## WHAT TO DO
Return all lines from the listing below in which the string "текстом" occurs.
_ _ _ _ _ _ _
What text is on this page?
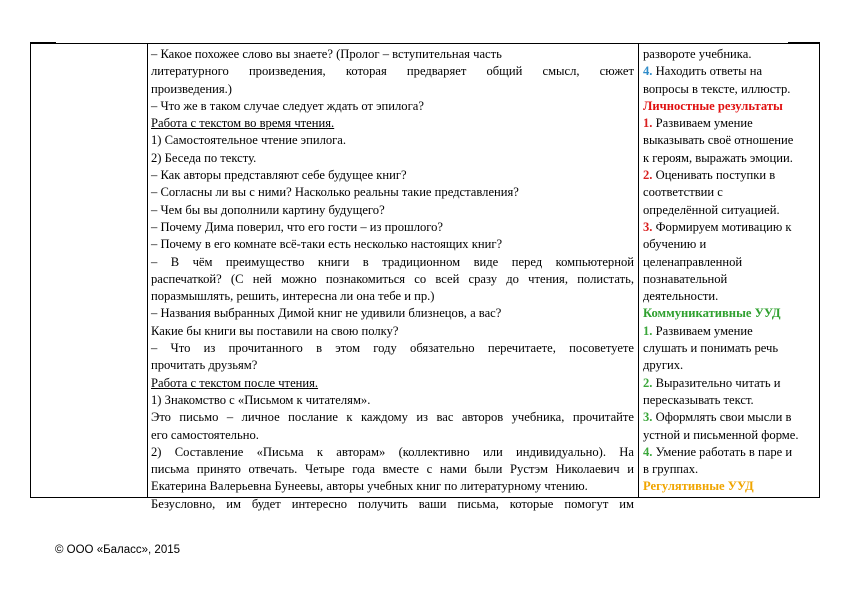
– Какое похожее слово вы знаете? (Пролог – вступительная часть
литературного произведения, которая предваряет общий смысл, сюжет
произведения.)
– Что же в таком случае следует ждать от эпилога?
Работа с текстом во время чтения.
1) Самостоятельное чтение эпилога.
2) Беседа по тексту.
– Как авторы представляют себе будущее книг?
– Согласны ли вы с ними? Насколько реальны такие представления?
– Чем бы вы дополнили картину будущего?
– Почему Дима поверил, что его гости – из прошлого?
– Почему в его комнате всё-таки есть несколько настоящих книг?
– В чём преимущество книги в традиционном виде перед компьютерной
распечаткой? (С ней можно познакомиться со всей сразу до чтения, полистать,
поразмышлять, решить, интересна ли она тебе и пр.)
– Названия выбранных Димой книг не удивили близнецов, а вас?
Какие бы книги вы поставили на свою полку?
– Что из прочитанного в этом году обязательно перечитаете, посоветуете
прочитать друзьям?
Работа с текстом после чтения.
1) Знакомство с «Письмом к читателям».
Это письмо – личное послание к каждому из вас авторов учебника, прочитайте
его самостоятельно.
2) Составление «Письма к авторам» (коллективно или индивидуально). На
письма принято отвечать. Четыре года вместе с нами были Рустэм Николаевич и
Екатерина Валерьевна Бунеевы, авторы учебных книг по литературному чтению.
Безусловно, им будет интересно получить ваши письма, которые помогут им
развороте учебника.
4. Находить ответы на
вопросы в тексте, иллюстр.
Личностные результаты
1. Развиваем умение
выказывать своё отношение
к героям, выражать эмоции.
2. Оценивать поступки в
соответствии с
определённой ситуацией.
3. Формируем мотивацию к
обучению и
целенаправленной
познавательной
деятельности.
Коммуникативные УУД
1. Развиваем умение
слушать и понимать речь
других.
2. Выразительно читать и
пересказывать текст.
3. Оформлять свои мысли в
устной и письменной форме.
4. Умение работать в паре и
в группах.
Регулятивные УУД
© ООО «Баласс», 2015
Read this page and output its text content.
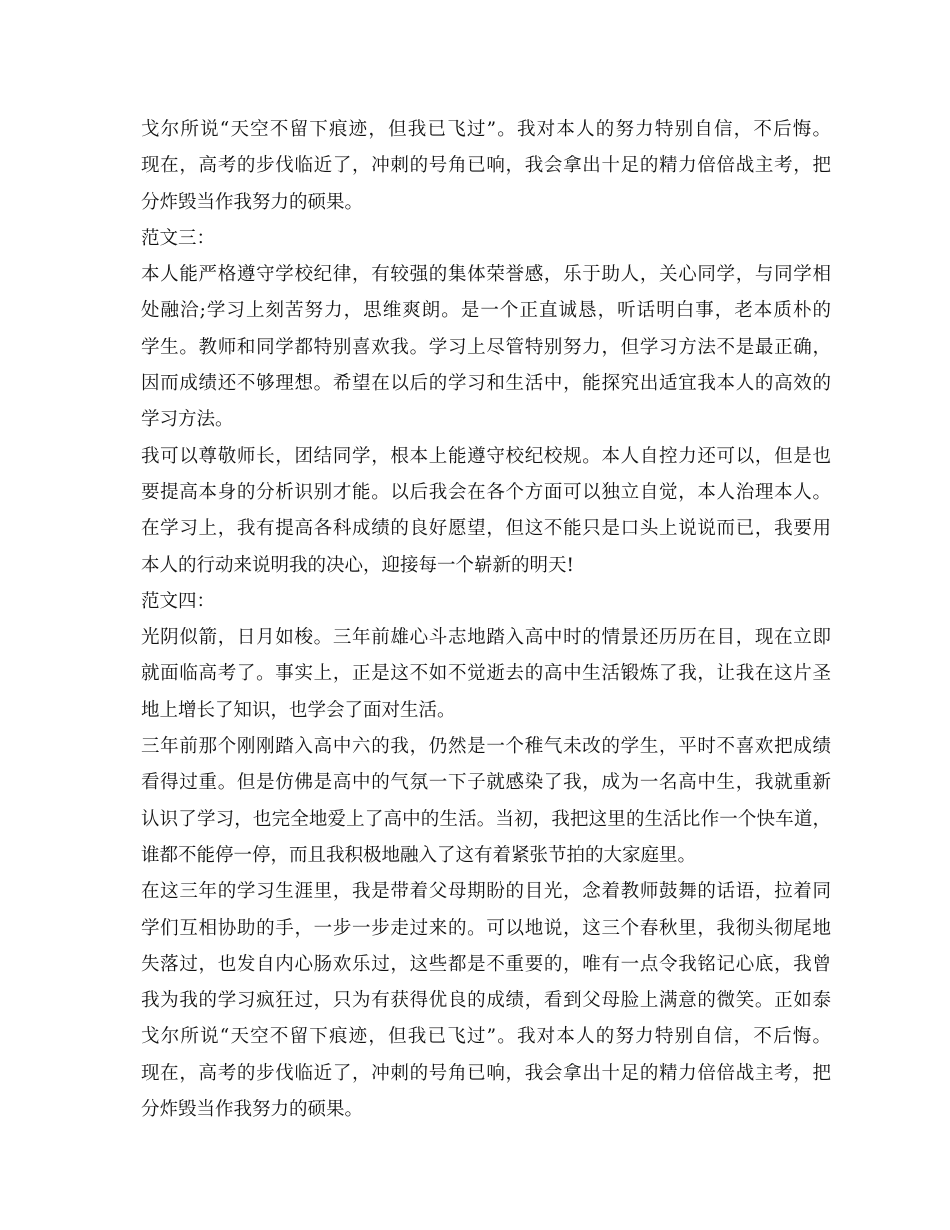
戈尔所说“天空不留下痕迹，但我已飞过”。我对本人的努力特别自信，不后悔。
现在，高考的步伐临近了，冲刺的号角已响，我会拿出十足的精力倍倍战主考，把
分炸毁当作我努力的硕果。
范文三：
本人能严格遵守学校纪律，有较强的集体荣誉感，乐于助人，关心同学，与同学相
处融洽;学习上刻苦努力，思维爽朗。是一个正直诚恳，听话明白事，老本质朴的
学生。教师和同学都特别喜欢我。学习上尽管特别努力，但学习方法不是最正确，
因而成绩还不够理想。希望在以后的学习和生活中，能探究出适宜我本人的高效的
学习方法。
我可以尊敬师长，团结同学，根本上能遵守校纪校规。本人自控力还可以，但是也
要提高本身的分析识别才能。以后我会在各个方面可以独立自觉，本人治理本人。
在学习上，我有提高各科成绩的良好愿望，但这不能只是口头上说说而已，我要用
本人的行动来说明我的决心，迎接每一个崭新的明天!
范文四：
光阴似箭，日月如梭。三年前雄心斗志地踏入高中时的情景还历历在目，现在立即
就面临高考了。事实上，正是这不如不觉逝去的高中生活锻炼了我，让我在这片圣
地上增长了知识，也学会了面对生活。
三年前那个刚刚踏入高中六的我，仍然是一个稚气未改的学生，平时不喜欢把成绩
看得过重。但是仿佛是高中的气氛一下子就感染了我，成为一名高中生，我就重新
认识了学习，也完全地爱上了高中的生活。当初，我把这里的生活比作一个快车道，
谁都不能停一停，而且我积极地融入了这有着紧张节拍的大家庭里。
在这三年的学习生涯里，我是带着父母期盼的目光，念着教师鼓舞的话语，拉着同
学们互相协助的手，一步一步走过来的。可以地说，这三个春秋里，我彻头彻尾地
失落过，也发自内心肠欢乐过，这些都是不重要的，唯有一点令我铭记心底，我曾
我为我的学习疯狂过，只为有获得优良的成绩，看到父母脸上满意的微笑。正如泰
戈尔所说“天空不留下痕迹，但我已飞过”。我对本人的努力特别自信，不后悔。
现在，高考的步伐临近了，冲刺的号角已响，我会拿出十足的精力倍倍战主考，把
分炸毁当作我努力的硕果。
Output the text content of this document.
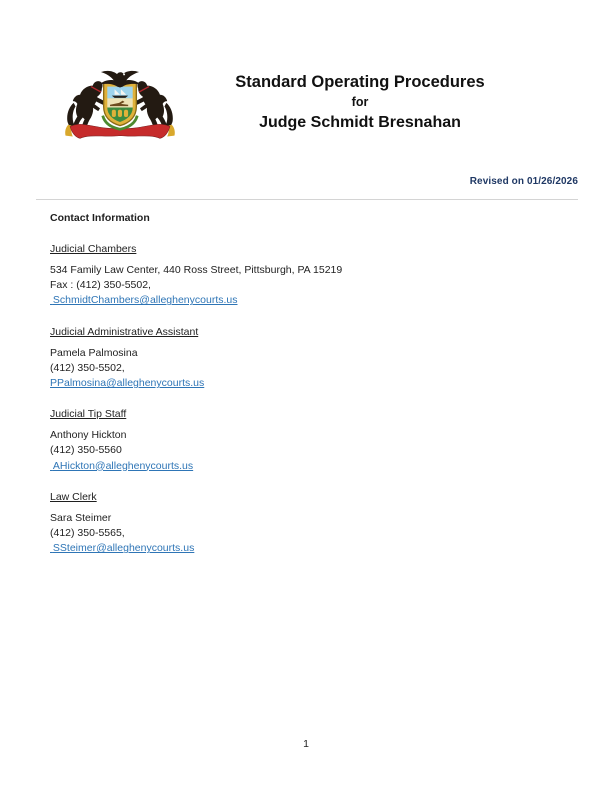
Standard Operating Procedures
for
Judge Schmidt Bresnahan
Revised on 01/26/2026
Contact Information
Judicial Chambers
534 Family Law Center, 440 Ross Street, Pittsburgh, PA 15219
Fax : (412) 350-5502,
SchmidtChambers@alleghenycourts.us
Judicial Administrative Assistant
Pamela Palmosina
(412) 350-5502,
PPalmosina@alleghenycourts.us
Judicial Tip Staff
Anthony Hickton
(412) 350-5560
AHickton@alleghenycourts.us
Law Clerk
Sara Steimer
(412) 350-5565,
SSteimer@alleghenycourts.us
1
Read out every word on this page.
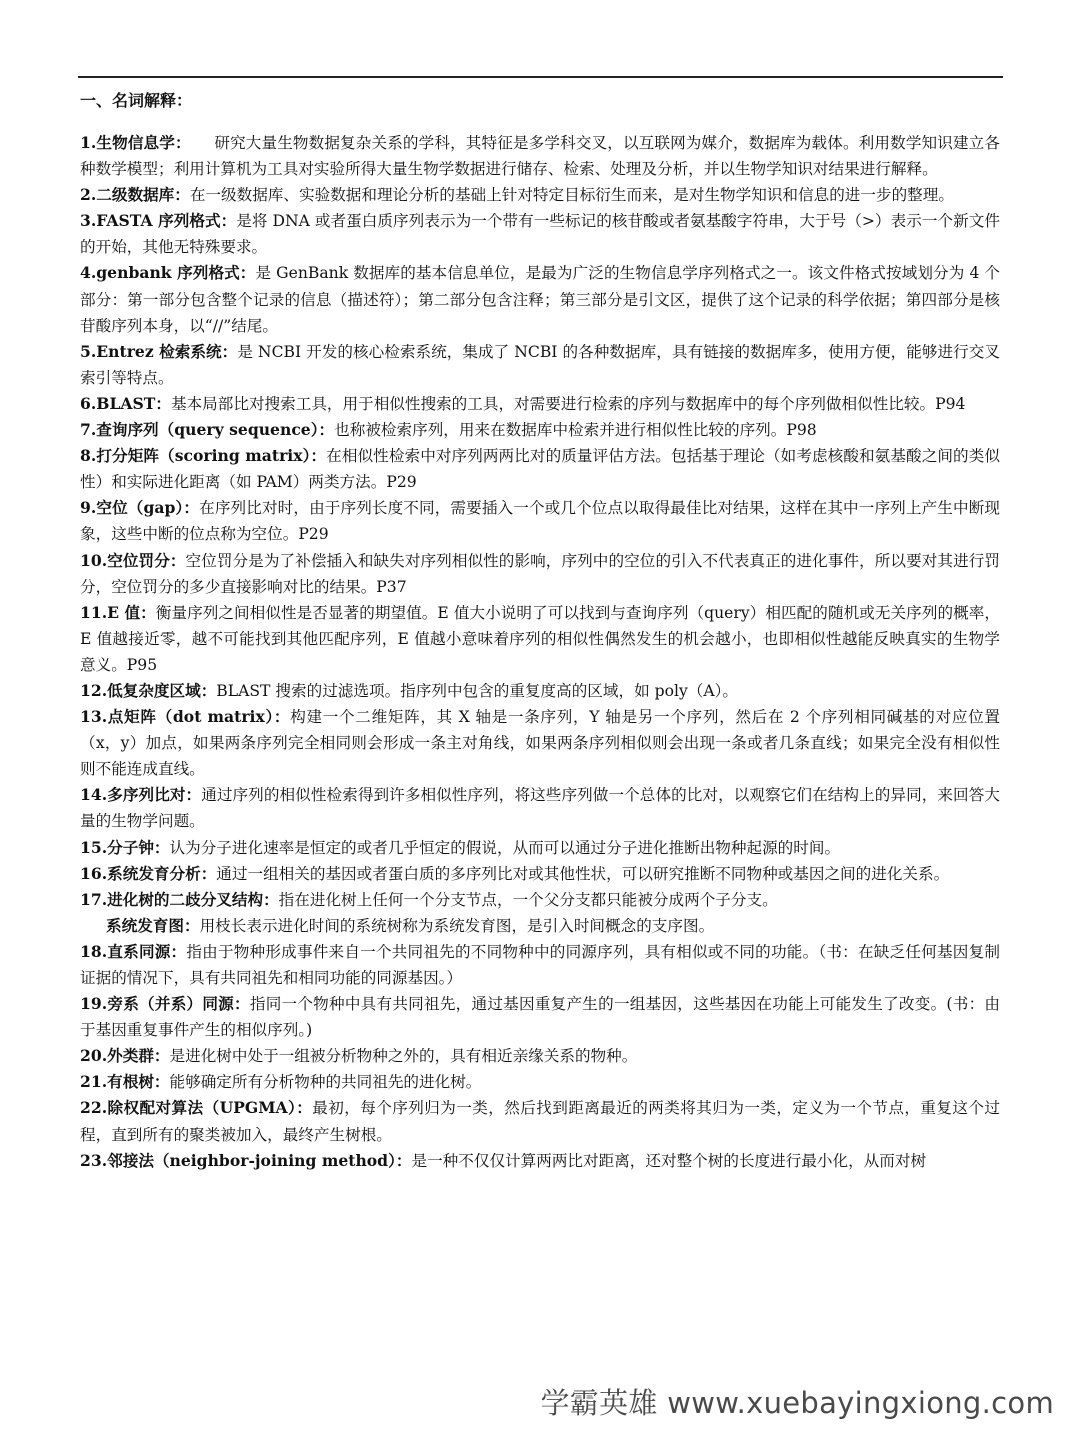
一、名词解释：

1.生物信息学：　　研究大量生物数据复杂关系的学科，其特征是多学科交叉，以互联网为媒介，数据库为载体。利用数学知识建立各种数学模型；利用计算机为工具对实验所得大量生物学数据进行储存、检索、处理及分析，并以生物学知识对结果进行解释。

2.二级数据库：在一级数据库、实验数据和理论分析的基础上针对特定目标衍生而来，是对生物学知识和信息的进一步的整理。

3.FASTA 序列格式：是将 DNA 或者蛋白质序列表示为一个带有一些标记的核苷酸或者氨基酸字符串，大于号（>）表示一个新文件的开始，其他无特殊要求。

4.genbank 序列格式：是 GenBank 数据库的基本信息单位，是最为广泛的生物信息学序列格式之一。该文件格式按域划分为 4 个部分：第一部分包含整个记录的信息（描述符）；第二部分包含注释；第三部分是引文区，提供了这个记录的科学依据；第四部分是核苷酸序列本身，以“//”结尾。

5.Entrez 检索系统：是 NCBI 开发的核心检索系统，集成了 NCBI 的各种数据库，具有链接的数据库多，使用方便，能够进行交叉索引等特点。

6.BLAST：基本局部比对搜索工具，用于相似性搜索的工具，对需要进行检索的序列与数据库中的每个序列做相似性比较。P94

7.查询序列（query sequence）：也称被检索序列，用来在数据库中检索并进行相似性比较的序列。P98

8.打分矩阵（scoring matrix）：在相似性检索中对序列两两比对的质量评估方法。包括基于理论（如考虑核酸和氨基酸之间的类似性）和实际进化距离（如 PAM）两类方法。P29

9.空位（gap）：在序列比对时，由于序列长度不同，需要插入一个或几个位点以取得最佳比对结果，这样在其中一序列上产生中断现象，这些中断的位点称为空位。P29

10.空位罚分：空位罚分是为了补偿插入和缺失对序列相似性的影响，序列中的空位的引入不代表真正的进化事件，所以要对其进行罚分，空位罚分的多少直接影响对比的结果。P37

11.E 值：衡量序列之间相似性是否显著的期望值。E 值大小说明了可以找到与查询序列（query）相匹配的随机或无关序列的概率，E 值越接近零，越不可能找到其他匹配序列，E 值越小意味着序列的相似性偶然发生的机会越小，也即相似性越能反映真实的生物学意义。P95

12.低复杂度区域：BLAST 搜索的过滤选项。指序列中包含的重复度高的区域，如 poly（A）。

13.点矩阵（dot matrix）：构建一个二维矩阵，其 X 轴是一条序列，Y 轴是另一个序列，然后在 2 个序列相同碱基的对应位置（x，y）加点，如果两条序列完全相同则会形成一条主对角线，如果两条序列相似则会出现一条或者几条直线；如果完全没有相似性则不能连成直线。

14.多序列比对：通过序列的相似性检索得到许多相似性序列，将这些序列做一个总体的比对，以观察它们在结构上的异同，来回答大量的生物学问题。

15.分子钟：认为分子进化速率是恒定的或者几乎恒定的假说，从而可以通过分子进化推断出物种起源的时间。

16.系统发育分析：通过一组相关的基因或者蛋白质的多序列比对或其他性状，可以研究推断不同物种或基因之间的进化关系。

17.进化树的二歧分叉结构：指在进化树上任何一个分支节点，一个父分支都只能被分成两个子分支。

系统发育图：用枝长表示进化时间的系统树称为系统发育图，是引入时间概念的支序图。

18.直系同源：指由于物种形成事件来自一个共同祖先的不同物种中的同源序列，具有相似或不同的功能。（书：在缺乏任何基因复制证据的情况下，具有共同祖先和相同功能的同源基因。）

19.旁系（并系）同源：指同一个物种中具有共同祖先，通过基因重复产生的一组基因，这些基因在功能上可能发生了改变。(书：由于基因重复事件产生的相似序列。)

20.外类群：是进化树中处于一组被分析物种之外的，具有相近亲缘关系的物种。

21.有根树：能够确定所有分析物种的共同祖先的进化树。

22.除权配对算法（UPGMA）：最初，每个序列归为一类，然后找到距离最近的两类将其归为一类，定义为一个节点，重复这个过程，直到所有的聚类被加入，最终产生树根。

23.邻接法（neighbor-joining method）：是一种不仅仅计算两两比对距离，还对整个树的长度进行最小化，从而对树

学霸英雄 www.xuebayingxiong.com
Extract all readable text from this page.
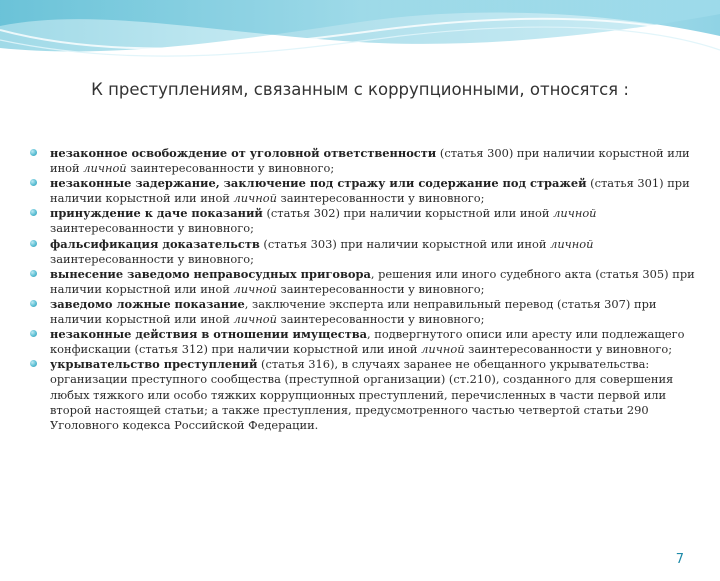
К преступлениям, связанным с коррупционными, относятся :
незаконное освобождение от уголовной ответственности (статья 300) при наличии корыстной или иной личной заинтересованности у виновного;
незаконные задержание, заключение под стражу или содержание под стражей (статья 301) при наличии корыстной или иной личной заинтересованности у виновного;
принуждение к даче показаний (статья 302) при наличии корыстной или иной личной заинтересованности у виновного;
фальсификация доказательств (статья 303) при наличии корыстной или иной личной заинтересованности у виновного;
вынесение заведомо неправосудных приговора, решения или иного судебного акта (статья 305) при наличии корыстной или иной личной заинтересованности у виновного;
заведомо ложные показание, заключение эксперта или неправильный перевод (статья 307) при наличии корыстной или иной личной заинтересованности у виновного;
незаконные действия в отношении имущества, подвергнутого описи или аресту или подлежащего конфискации (статья 312) при наличии корыстной или иной личной заинтересованности у виновного;
укрывательство преступлений (статья 316), в случаях заранее не обещанного укрывательства: организации преступного сообщества (преступной организации) (ст.210), созданного для совершения любых тяжкого или особо тяжких коррупционных преступлений, перечисленных в части первой или второй настоящей статьи; а также преступления, предусмотренного частью четвертой статьи 290 Уголовного кодекса Российской Федерации.
7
_ _ _ _ _ _ _
## TASK ANSWER
Работа с текстом во время чтения.
Работа с текстом после чтения.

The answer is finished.